• [Stated exercise]: Show all lines of the listing that hold the word "разделе".
+-------+
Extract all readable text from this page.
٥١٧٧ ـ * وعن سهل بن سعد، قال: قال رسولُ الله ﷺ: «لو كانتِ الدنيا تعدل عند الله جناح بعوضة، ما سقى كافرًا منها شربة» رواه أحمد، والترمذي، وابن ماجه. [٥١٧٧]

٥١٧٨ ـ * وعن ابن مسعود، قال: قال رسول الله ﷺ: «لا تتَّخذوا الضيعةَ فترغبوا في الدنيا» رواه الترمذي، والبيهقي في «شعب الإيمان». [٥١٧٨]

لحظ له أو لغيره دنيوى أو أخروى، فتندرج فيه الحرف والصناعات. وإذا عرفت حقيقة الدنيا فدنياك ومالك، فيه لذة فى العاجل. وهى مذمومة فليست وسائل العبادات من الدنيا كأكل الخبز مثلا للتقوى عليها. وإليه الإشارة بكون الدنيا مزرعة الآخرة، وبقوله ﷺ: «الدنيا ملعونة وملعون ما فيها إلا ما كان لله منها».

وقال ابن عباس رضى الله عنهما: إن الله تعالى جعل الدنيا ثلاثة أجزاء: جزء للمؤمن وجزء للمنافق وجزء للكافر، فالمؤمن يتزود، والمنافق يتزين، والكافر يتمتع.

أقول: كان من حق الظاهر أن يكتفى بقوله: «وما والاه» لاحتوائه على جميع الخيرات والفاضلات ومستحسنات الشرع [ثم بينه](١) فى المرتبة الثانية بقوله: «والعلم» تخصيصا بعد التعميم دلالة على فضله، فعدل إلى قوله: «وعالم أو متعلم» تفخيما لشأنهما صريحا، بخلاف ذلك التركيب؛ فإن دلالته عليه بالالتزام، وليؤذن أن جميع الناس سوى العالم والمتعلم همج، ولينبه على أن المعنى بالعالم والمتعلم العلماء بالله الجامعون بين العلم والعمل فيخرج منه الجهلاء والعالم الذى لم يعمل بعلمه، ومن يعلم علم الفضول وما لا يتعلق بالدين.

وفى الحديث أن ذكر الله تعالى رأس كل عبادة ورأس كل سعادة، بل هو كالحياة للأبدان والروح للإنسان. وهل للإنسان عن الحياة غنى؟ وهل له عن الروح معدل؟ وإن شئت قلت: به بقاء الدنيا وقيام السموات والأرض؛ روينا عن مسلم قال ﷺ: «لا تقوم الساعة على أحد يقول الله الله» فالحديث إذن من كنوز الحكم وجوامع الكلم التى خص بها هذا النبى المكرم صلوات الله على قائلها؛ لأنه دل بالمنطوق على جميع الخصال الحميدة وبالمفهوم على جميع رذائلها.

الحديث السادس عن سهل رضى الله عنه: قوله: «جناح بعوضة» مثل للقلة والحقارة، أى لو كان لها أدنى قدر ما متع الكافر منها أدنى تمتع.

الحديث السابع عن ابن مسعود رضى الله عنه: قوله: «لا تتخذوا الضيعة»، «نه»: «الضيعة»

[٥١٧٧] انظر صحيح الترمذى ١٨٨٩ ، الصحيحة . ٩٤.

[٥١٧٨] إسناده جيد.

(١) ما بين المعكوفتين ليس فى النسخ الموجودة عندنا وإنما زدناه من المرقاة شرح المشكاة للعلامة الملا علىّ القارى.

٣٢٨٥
+-------+
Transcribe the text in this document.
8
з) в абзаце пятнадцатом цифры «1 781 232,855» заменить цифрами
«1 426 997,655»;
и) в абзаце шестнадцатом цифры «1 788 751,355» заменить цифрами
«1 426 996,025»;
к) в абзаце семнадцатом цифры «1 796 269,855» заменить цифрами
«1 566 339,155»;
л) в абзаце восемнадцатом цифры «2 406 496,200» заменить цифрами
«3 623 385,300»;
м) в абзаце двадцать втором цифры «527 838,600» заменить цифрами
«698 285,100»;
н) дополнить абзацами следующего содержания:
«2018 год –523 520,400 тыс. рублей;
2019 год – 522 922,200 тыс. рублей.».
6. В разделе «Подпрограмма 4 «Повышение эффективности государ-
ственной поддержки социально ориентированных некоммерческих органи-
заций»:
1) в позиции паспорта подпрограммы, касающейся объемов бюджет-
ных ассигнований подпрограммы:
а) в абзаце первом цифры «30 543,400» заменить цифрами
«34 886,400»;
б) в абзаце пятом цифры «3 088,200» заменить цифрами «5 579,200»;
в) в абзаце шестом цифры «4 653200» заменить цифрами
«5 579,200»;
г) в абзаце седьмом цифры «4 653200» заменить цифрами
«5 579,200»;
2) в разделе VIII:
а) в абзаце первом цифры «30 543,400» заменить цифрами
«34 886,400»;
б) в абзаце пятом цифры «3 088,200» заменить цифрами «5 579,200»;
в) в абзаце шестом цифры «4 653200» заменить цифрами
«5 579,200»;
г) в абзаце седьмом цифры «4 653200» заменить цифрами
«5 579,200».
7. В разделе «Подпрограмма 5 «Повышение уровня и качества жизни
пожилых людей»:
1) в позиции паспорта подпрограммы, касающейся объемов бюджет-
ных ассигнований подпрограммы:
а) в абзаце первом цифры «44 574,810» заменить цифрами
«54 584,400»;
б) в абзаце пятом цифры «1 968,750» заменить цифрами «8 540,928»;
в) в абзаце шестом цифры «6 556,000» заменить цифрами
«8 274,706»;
+-------+
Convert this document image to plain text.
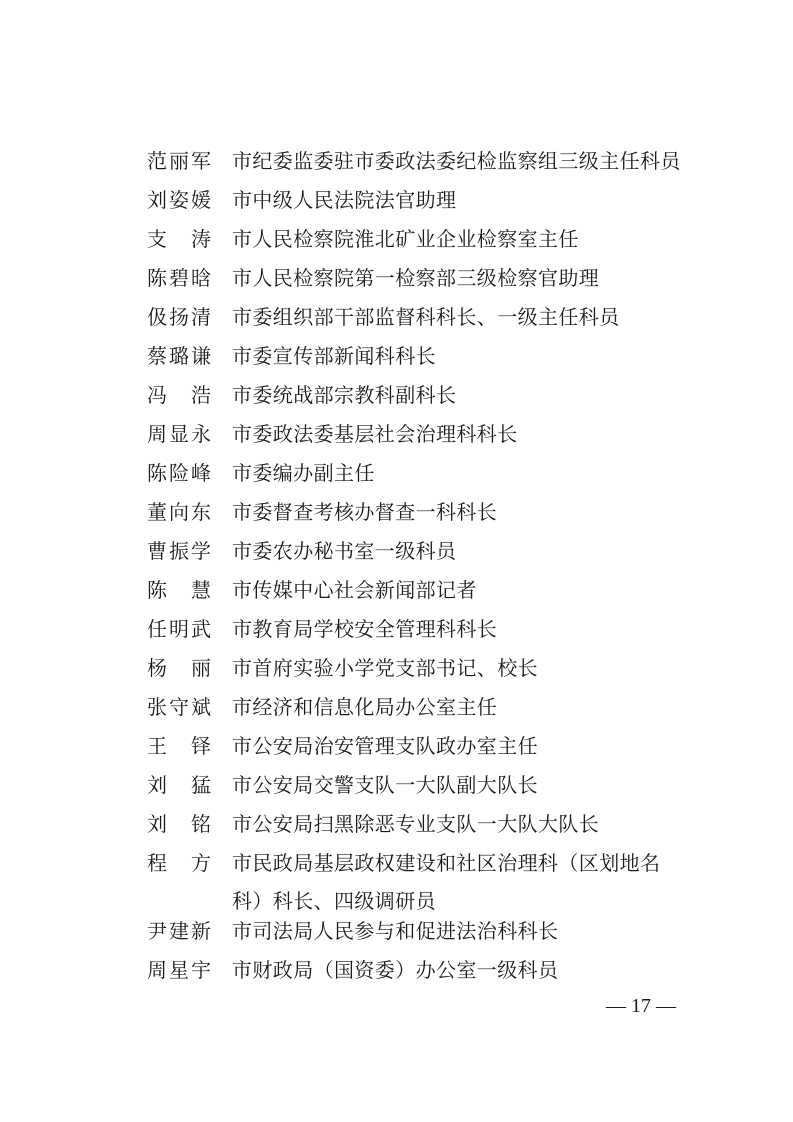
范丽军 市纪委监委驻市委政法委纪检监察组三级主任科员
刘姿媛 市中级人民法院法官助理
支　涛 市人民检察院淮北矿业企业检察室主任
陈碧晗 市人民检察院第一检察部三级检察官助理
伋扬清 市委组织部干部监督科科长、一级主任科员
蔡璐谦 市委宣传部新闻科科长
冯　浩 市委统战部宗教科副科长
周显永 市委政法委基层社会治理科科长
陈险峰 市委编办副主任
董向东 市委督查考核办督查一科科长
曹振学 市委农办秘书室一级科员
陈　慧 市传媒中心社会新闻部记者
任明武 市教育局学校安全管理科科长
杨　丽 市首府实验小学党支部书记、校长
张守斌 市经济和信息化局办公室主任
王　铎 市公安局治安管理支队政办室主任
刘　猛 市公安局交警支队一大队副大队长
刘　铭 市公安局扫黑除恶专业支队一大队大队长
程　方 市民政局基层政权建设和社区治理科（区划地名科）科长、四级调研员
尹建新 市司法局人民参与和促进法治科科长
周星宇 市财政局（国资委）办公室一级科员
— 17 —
+-------+
• [Correct output]:
6. В разделе «Подпрограмма 4 «Повышение эффективности государ-
2) в разделе VIII:
7. В разделе «Подпрограмма 5 «Повышение уровня и качества жизни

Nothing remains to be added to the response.